>> begin
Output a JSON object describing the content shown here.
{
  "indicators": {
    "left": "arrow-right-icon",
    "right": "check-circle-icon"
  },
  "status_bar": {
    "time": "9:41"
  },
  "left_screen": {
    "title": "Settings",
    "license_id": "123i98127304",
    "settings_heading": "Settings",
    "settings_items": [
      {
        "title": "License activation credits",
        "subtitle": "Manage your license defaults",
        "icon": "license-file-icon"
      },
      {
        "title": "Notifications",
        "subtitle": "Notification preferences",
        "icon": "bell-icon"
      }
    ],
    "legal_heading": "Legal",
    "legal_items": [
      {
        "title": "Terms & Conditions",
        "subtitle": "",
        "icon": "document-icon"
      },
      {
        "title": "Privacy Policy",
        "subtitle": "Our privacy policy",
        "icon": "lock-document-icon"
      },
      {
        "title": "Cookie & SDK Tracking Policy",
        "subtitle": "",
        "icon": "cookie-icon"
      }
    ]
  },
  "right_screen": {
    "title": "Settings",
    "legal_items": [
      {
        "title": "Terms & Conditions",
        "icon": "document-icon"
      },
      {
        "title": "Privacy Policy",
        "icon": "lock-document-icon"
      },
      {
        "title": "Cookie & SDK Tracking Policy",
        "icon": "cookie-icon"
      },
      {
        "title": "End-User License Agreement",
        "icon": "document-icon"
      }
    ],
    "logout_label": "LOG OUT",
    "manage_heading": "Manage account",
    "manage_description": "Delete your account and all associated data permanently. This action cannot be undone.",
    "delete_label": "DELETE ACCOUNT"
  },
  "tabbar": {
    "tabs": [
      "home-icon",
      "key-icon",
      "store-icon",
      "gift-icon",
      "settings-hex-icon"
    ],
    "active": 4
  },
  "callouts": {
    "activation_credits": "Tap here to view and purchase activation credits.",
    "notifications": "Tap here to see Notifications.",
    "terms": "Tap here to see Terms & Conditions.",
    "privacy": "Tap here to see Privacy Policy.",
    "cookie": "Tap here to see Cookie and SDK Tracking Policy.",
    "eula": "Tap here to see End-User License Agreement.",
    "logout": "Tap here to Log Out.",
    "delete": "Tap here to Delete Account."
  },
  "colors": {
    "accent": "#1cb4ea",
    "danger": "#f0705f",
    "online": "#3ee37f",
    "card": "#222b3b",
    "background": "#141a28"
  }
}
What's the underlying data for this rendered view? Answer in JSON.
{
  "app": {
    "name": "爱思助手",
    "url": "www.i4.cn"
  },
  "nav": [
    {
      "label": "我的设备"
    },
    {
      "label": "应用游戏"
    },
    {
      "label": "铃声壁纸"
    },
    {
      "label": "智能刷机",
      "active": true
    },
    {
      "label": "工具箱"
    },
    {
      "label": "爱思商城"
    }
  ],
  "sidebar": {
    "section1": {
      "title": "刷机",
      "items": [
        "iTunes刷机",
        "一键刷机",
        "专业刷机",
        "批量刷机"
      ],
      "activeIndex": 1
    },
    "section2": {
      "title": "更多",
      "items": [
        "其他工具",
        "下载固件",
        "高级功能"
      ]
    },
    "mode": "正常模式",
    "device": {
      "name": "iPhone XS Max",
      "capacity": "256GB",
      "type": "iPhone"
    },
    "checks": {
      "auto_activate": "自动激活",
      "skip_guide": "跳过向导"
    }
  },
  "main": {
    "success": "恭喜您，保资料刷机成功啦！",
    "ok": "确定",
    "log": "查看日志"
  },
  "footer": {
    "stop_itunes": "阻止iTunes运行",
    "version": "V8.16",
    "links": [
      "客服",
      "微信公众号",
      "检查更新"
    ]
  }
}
>> end
- _What the task requires_
Every record above must be duplicated exactly.

- _Solution to this problem_
Output a JSON object describing the content shown here.
{
  "indicators": {
    "left": "arrow-right-icon",
    "right": "check-circle-icon"
  },
  "status_bar": {
    "time": "9:41"
  },
  "left_screen": {
    "title": "Settings",
    "license_id": "123i98127304",
    "settings_heading": "Settings",
    "settings_items": [
      {
        "title": "License activation credits",
        "subtitle": "Manage your license defaults",
        "icon": "license-file-icon"
      },
      {
        "title": "Notifications",
        "subtitle": "Notification preferences",
        "icon": "bell-icon"
      }
    ],
    "legal_heading": "Legal",
    "legal_items": [
      {
        "title": "Terms & Conditions",
        "subtitle": "",
        "icon": "document-icon"
      },
      {
        "title": "Privacy Policy",
        "subtitle": "Our privacy policy",
        "icon": "lock-document-icon"
      },
      {
        "title": "Cookie & SDK Tracking Policy",
        "subtitle": "",
        "icon": "cookie-icon"
      }
    ]
  },
  "right_screen": {
    "title": "Settings",
    "legal_items": [
      {
        "title": "Terms & Conditions",
        "icon": "document-icon"
      },
      {
        "title": "Privacy Policy",
        "icon": "lock-document-icon"
      },
      {
        "title": "Cookie & SDK Tracking Policy",
        "icon": "cookie-icon"
      },
      {
        "title": "End-User License Agreement",
        "icon": "document-icon"
      }
    ],
    "logout_label": "LOG OUT",
    "manage_heading": "Manage account",
    "manage_description": "Delete your account and all associated data permanently. This action cannot be undone.",
    "delete_label": "DELETE ACCOUNT"
  },
  "tabbar": {
    "tabs": [
      "home-icon",
      "key-icon",
      "store-icon",
      "gift-icon",
      "settings-hex-icon"
    ],
    "active": 4
  },
  "callouts": {
    "activation_credits": "Tap here to view and purchase activation credits.",
    "notifications": "Tap here to see Notifications.",
    "terms": "Tap here to see Terms & Conditions.",
    "privacy": "Tap here to see Privacy Policy.",
    "cookie": "Tap here to see Cookie and SDK Tracking Policy.",
    "eula": "Tap here to see End-User License Agreement.",
    "logout": "Tap here to Log Out.",
    "delete": "Tap here to Delete Account."
  },
  "colors": {
    "accent": "#1cb4ea",
    "danger": "#f0705f",
    "online": "#3ee37f",
    "card": "#222b3b",
    "background": "#141a28"
  }
}
What's the underlying data for this rendered view? Answer in JSON.
{
  "app": {
    "name": "爱思助手",
    "url": "www.i4.cn"
  },
  "nav": [
    {
      "label": "我的设备"
    },
    {
      "label": "应用游戏"
    },
    {
      "label": "铃声壁纸"
    },
    {
      "label": "智能刷机",
      "active": true
    },
    {
      "label": "工具箱"
    },
    {
      "label": "爱思商城"
    }
  ],
  "sidebar": {
    "section1": {
      "title": "刷机",
      "items": [
        "iTunes刷机",
        "一键刷机",
        "专业刷机",
        "批量刷机"
      ],
      "activeIndex": 1
    },
    "section2": {
      "title": "更多",
      "items": [
        "其他工具",
        "下载固件",
        "高级功能"
      ]
    },
    "mode": "正常模式",
    "device": {
      "name": "iPhone XS Max",
      "capacity": "256GB",
      "type": "iPhone"
    },
    "checks": {
      "auto_activate": "自动激活",
      "skip_guide": "跳过向导"
    }
  },
  "main": {
    "success": "恭喜您，保资料刷机成功啦！",
    "ok": "确定",
    "log": "查看日志"
  },
  "footer": {
    "stop_itunes": "阻止iTunes运行",
    "version": "V8.16",
    "links": [
      "客服",
      "微信公众号",
      "检查更新"
    ]
  }
}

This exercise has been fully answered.